■ SOURCE TEXT
** START **

6.   Prepayment. This
Note may be prepaid, in whole or in part, at any time or times without premium or penalty. All amounts prepaid by the Company to Lender
shall be available for re-advancement.

 

7.   Events
of Default. Each of the following shall constitute an “Event of Default” hereunder:

 

The Company fails to make
any payment of principal or interest when due under this Note;

 

The Company assigns this Note
without Lender’s consent, or

 

The Company (i) applies for
or consents to the appointment of a receiver, trustee or liquidator of itself or any of its property, (ii) admits in writing its inability
to pay debts as they mature, (iii) makes a general assignment for the benefit of creditors, (iv) is adjudicated bankrupt or insolvent,
(v) files a voluntary petition in bankruptcy or a petition or an answer seeking reorganization or an arrangement with creditors or to
take advantage of any bankruptcy, reorganization, insolvency, readjustment of debt, dissolution or liquidation law or statute, or an answer
admitting the material allegations of a petition filed against it in any proceeding under any such law, or (vi) takes any action for the
purpose of effecting any of the foregoing:

 

Any order, judgment or decree
is entered by any court of competent jurisdiction (i) approving a petition seeking reorganization of the Company or all or a substantial
part of the assets of the Company, or (ii) appointing a receiver, sequester, trustee or liquidator of the Company or any of its property,
and such order, judgment or decree continues unstayed and in effect for a period of sixty (60) days or more.

** END **

■ MATERIAL PROVIDED
** START **

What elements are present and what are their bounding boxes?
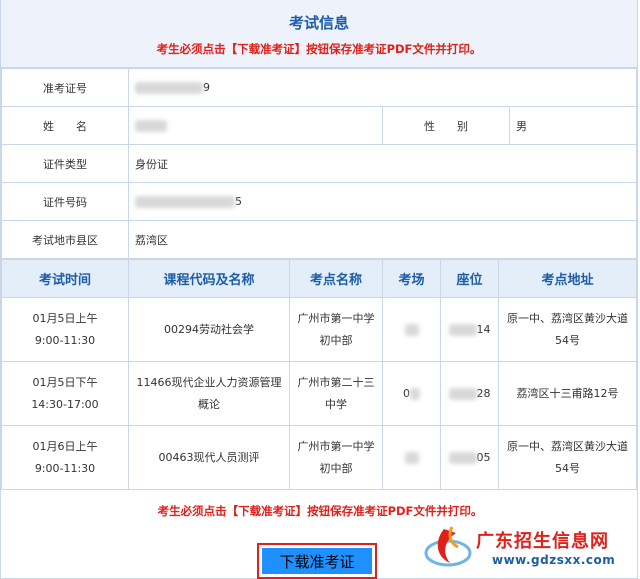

** END **

■ CHALLENGE
Repeat the portion of the note text between "Any order, judgment" and "days or more.", inclusive, word for word. The listing has no part in this.

■ FINISHED ANSWER
Any order, judgment or decree
is entered by any court of competent jurisdiction (i) approving a petition seeking reorganization of the Company or all or a substantial
part of the assets of the Company, or (ii) appointing a receiver, sequester, trustee or liquidator of the Company or any of its property,
and such order, judgment or decree continues unstayed and in effect for a period of sixty (60) days or more.